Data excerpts
:::

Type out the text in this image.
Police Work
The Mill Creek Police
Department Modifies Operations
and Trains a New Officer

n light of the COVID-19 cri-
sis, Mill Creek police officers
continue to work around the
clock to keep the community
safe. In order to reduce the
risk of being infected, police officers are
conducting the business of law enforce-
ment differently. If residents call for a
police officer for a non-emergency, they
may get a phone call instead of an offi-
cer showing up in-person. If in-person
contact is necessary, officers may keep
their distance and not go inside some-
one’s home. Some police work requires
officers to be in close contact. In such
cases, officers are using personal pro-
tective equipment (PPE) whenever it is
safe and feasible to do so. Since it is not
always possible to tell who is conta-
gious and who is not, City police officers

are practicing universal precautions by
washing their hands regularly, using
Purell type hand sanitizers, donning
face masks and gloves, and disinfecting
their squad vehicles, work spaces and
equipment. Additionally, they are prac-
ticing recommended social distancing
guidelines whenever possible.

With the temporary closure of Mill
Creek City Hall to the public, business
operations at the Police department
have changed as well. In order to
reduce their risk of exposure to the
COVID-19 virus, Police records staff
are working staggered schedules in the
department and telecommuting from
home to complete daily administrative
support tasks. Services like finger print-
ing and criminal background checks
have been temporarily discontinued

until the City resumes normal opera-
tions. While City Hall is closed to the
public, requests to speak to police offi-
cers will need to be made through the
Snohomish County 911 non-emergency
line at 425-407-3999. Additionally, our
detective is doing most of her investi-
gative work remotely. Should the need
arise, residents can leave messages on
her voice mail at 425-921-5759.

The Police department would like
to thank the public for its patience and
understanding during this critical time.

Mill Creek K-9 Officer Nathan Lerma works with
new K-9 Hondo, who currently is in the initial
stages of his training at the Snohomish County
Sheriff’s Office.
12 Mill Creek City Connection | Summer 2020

:::

> _WHAT TO PRODUCE_: Go through the entries above and count the lines containing the word "equipment"; give only that count.

> _RESULT BELOW_: 2